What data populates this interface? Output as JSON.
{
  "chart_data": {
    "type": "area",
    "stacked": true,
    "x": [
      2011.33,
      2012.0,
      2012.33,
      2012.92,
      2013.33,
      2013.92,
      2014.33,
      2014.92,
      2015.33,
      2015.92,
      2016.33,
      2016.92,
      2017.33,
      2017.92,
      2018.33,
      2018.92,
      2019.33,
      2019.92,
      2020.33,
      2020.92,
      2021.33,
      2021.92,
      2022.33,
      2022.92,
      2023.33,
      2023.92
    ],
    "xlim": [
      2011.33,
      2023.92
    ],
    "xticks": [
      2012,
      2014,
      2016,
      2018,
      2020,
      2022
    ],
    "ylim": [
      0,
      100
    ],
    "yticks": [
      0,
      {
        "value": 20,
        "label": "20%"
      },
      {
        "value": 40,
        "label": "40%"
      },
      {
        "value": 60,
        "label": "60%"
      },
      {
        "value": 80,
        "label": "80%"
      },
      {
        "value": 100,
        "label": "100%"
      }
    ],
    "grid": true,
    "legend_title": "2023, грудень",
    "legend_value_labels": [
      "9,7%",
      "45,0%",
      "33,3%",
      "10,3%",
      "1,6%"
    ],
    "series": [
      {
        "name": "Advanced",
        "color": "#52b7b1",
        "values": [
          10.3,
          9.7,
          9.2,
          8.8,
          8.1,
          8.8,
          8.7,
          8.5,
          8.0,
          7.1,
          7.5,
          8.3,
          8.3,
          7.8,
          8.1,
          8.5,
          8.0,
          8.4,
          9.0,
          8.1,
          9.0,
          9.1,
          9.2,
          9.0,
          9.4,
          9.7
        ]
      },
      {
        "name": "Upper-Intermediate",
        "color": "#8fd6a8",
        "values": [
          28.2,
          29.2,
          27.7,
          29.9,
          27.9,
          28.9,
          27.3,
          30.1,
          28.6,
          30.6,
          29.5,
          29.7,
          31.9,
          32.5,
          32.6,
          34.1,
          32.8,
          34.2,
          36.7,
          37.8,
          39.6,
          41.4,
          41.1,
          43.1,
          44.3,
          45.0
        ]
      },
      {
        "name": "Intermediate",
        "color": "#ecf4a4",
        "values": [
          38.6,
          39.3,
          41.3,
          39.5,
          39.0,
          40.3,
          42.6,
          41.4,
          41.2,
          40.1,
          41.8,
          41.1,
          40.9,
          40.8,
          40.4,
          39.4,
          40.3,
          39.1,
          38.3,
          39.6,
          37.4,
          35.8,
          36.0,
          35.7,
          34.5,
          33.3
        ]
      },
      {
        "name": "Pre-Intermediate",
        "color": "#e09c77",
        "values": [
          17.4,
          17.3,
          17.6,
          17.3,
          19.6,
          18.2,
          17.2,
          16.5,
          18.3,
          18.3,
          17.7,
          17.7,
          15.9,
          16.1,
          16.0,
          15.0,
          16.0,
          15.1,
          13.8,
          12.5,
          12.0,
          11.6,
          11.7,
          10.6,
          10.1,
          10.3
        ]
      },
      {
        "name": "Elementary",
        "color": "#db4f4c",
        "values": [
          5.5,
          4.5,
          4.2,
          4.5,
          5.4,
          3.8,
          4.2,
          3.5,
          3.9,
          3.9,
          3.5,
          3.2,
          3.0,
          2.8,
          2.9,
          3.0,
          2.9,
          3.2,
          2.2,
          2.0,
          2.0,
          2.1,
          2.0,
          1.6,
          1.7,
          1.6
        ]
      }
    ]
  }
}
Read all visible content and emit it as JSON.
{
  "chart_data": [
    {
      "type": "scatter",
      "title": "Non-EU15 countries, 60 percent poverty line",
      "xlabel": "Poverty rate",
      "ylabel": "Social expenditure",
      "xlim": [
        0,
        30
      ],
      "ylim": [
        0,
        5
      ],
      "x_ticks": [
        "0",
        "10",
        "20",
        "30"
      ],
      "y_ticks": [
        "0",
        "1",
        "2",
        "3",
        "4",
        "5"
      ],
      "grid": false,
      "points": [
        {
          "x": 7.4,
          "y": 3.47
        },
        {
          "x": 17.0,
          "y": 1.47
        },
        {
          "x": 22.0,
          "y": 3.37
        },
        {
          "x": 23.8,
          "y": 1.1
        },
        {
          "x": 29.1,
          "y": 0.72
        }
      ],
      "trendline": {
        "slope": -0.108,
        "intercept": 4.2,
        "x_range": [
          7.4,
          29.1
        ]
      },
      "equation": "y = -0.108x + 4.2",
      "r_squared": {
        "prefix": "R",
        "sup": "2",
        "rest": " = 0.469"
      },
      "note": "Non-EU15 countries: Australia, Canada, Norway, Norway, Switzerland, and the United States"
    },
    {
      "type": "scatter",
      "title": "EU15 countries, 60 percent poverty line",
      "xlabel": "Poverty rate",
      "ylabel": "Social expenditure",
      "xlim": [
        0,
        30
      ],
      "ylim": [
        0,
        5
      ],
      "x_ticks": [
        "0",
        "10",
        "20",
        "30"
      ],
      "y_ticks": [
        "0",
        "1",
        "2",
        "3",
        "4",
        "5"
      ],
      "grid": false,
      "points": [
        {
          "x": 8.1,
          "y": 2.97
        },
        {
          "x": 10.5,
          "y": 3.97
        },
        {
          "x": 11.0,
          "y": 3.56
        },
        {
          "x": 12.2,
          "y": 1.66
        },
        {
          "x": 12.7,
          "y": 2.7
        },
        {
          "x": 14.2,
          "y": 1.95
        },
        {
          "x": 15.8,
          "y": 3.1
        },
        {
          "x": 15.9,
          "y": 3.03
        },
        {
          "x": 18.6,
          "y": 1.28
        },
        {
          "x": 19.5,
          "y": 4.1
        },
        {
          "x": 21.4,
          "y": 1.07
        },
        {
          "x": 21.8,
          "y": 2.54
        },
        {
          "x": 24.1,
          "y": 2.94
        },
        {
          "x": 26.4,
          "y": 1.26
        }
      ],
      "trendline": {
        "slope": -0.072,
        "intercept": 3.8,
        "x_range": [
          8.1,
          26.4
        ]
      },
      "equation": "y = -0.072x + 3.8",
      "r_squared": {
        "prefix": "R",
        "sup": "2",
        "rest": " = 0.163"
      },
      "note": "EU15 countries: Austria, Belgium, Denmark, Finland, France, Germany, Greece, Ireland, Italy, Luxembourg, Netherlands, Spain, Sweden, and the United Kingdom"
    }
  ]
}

□ □ □ □

> **Directive**: All of the data needs to be printed once more, exactly.

> **The output**:
What data populates this interface? Output as JSON.
{
  "chart_data": {
    "type": "area",
    "stacked": true,
    "x": [
      2011.33,
      2012.0,
      2012.33,
      2012.92,
      2013.33,
      2013.92,
      2014.33,
      2014.92,
      2015.33,
      2015.92,
      2016.33,
      2016.92,
      2017.33,
      2017.92,
      2018.33,
      2018.92,
      2019.33,
      2019.92,
      2020.33,
      2020.92,
      2021.33,
      2021.92,
      2022.33,
      2022.92,
      2023.33,
      2023.92
    ],
    "xlim": [
      2011.33,
      2023.92
    ],
    "xticks": [
      2012,
      2014,
      2016,
      2018,
      2020,
      2022
    ],
    "ylim": [
      0,
      100
    ],
    "yticks": [
      0,
      {
        "value": 20,
        "label": "20%"
      },
      {
        "value": 40,
        "label": "40%"
      },
      {
        "value": 60,
        "label": "60%"
      },
      {
        "value": 80,
        "label": "80%"
      },
      {
        "value": 100,
        "label": "100%"
      }
    ],
    "grid": true,
    "legend_title": "2023, грудень",
    "legend_value_labels": [
      "9,7%",
      "45,0%",
      "33,3%",
      "10,3%",
      "1,6%"
    ],
    "series": [
      {
        "name": "Advanced",
        "color": "#52b7b1",
        "values": [
          10.3,
          9.7,
          9.2,
          8.8,
          8.1,
          8.8,
          8.7,
          8.5,
          8.0,
          7.1,
          7.5,
          8.3,
          8.3,
          7.8,
          8.1,
          8.5,
          8.0,
          8.4,
          9.0,
          8.1,
          9.0,
          9.1,
          9.2,
          9.0,
          9.4,
          9.7
        ]
      },
      {
        "name": "Upper-Intermediate",
        "color": "#8fd6a8",
        "values": [
          28.2,
          29.2,
          27.7,
          29.9,
          27.9,
          28.9,
          27.3,
          30.1,
          28.6,
          30.6,
          29.5,
          29.7,
          31.9,
          32.5,
          32.6,
          34.1,
          32.8,
          34.2,
          36.7,
          37.8,
          39.6,
          41.4,
          41.1,
          43.1,
          44.3,
          45.0
        ]
      },
      {
        "name": "Intermediate",
        "color": "#ecf4a4",
        "values": [
          38.6,
          39.3,
          41.3,
          39.5,
          39.0,
          40.3,
          42.6,
          41.4,
          41.2,
          40.1,
          41.8,
          41.1,
          40.9,
          40.8,
          40.4,
          39.4,
          40.3,
          39.1,
          38.3,
          39.6,
          37.4,
          35.8,
          36.0,
          35.7,
          34.5,
          33.3
        ]
      },
      {
        "name": "Pre-Intermediate",
        "color": "#e09c77",
        "values": [
          17.4,
          17.3,
          17.6,
          17.3,
          19.6,
          18.2,
          17.2,
          16.5,
          18.3,
          18.3,
          17.7,
          17.7,
          15.9,
          16.1,
          16.0,
          15.0,
          16.0,
          15.1,
          13.8,
          12.5,
          12.0,
          11.6,
          11.7,
          10.6,
          10.1,
          10.3
        ]
      },
      {
        "name": "Elementary",
        "color": "#db4f4c",
        "values": [
          5.5,
          4.5,
          4.2,
          4.5,
          5.4,
          3.8,
          4.2,
          3.5,
          3.9,
          3.9,
          3.5,
          3.2,
          3.0,
          2.8,
          2.9,
          3.0,
          2.9,
          3.2,
          2.2,
          2.0,
          2.0,
          2.1,
          2.0,
          1.6,
          1.7,
          1.6
        ]
      }
    ]
  }
}
Read all visible content and emit it as JSON.
{
  "chart_data": [
    {
      "type": "scatter",
      "title": "Non-EU15 countries, 60 percent poverty line",
      "xlabel": "Poverty rate",
      "ylabel": "Social expenditure",
      "xlim": [
        0,
        30
      ],
      "ylim": [
        0,
        5
      ],
      "x_ticks": [
        "0",
        "10",
        "20",
        "30"
      ],
      "y_ticks": [
        "0",
        "1",
        "2",
        "3",
        "4",
        "5"
      ],
      "grid": false,
      "points": [
        {
          "x": 7.4,
          "y": 3.47
        },
        {
          "x": 17.0,
          "y": 1.47
        },
        {
          "x": 22.0,
          "y": 3.37
        },
        {
          "x": 23.8,
          "y": 1.1
        },
        {
          "x": 29.1,
          "y": 0.72
        }
      ],
      "trendline": {
        "slope": -0.108,
        "intercept": 4.2,
        "x_range": [
          7.4,
          29.1
        ]
      },
      "equation": "y = -0.108x + 4.2",
      "r_squared": {
        "prefix": "R",
        "sup": "2",
        "rest": " = 0.469"
      },
      "note": "Non-EU15 countries: Australia, Canada, Norway, Norway, Switzerland, and the United States"
    },
    {
      "type": "scatter",
      "title": "EU15 countries, 60 percent poverty line",
      "xlabel": "Poverty rate",
      "ylabel": "Social expenditure",
      "xlim": [
        0,
        30
      ],
      "ylim": [
        0,
        5
      ],
      "x_ticks": [
        "0",
        "10",
        "20",
        "30"
      ],
      "y_ticks": [
        "0",
        "1",
        "2",
        "3",
        "4",
        "5"
      ],
      "grid": false,
      "points": [
        {
          "x": 8.1,
          "y": 2.97
        },
        {
          "x": 10.5,
          "y": 3.97
        },
        {
          "x": 11.0,
          "y": 3.56
        },
        {
          "x": 12.2,
          "y": 1.66
        },
        {
          "x": 12.7,
          "y": 2.7
        },
        {
          "x": 14.2,
          "y": 1.95
        },
        {
          "x": 15.8,
          "y": 3.1
        },
        {
          "x": 15.9,
          "y": 3.03
        },
        {
          "x": 18.6,
          "y": 1.28
        },
        {
          "x": 19.5,
          "y": 4.1
        },
        {
          "x": 21.4,
          "y": 1.07
        },
        {
          "x": 21.8,
          "y": 2.54
        },
        {
          "x": 24.1,
          "y": 2.94
        },
        {
          "x": 26.4,
          "y": 1.26
        }
      ],
      "trendline": {
        "slope": -0.072,
        "intercept": 3.8,
        "x_range": [
          8.1,
          26.4
        ]
      },
      "equation": "y = -0.072x + 3.8",
      "r_squared": {
        "prefix": "R",
        "sup": "2",
        "rest": " = 0.163"
      },
      "note": "EU15 countries: Austria, Belgium, Denmark, Finland, France, Germany, Greece, Ireland, Italy, Luxembourg, Netherlands, Spain, Sweden, and the United Kingdom"
    }
  ]
}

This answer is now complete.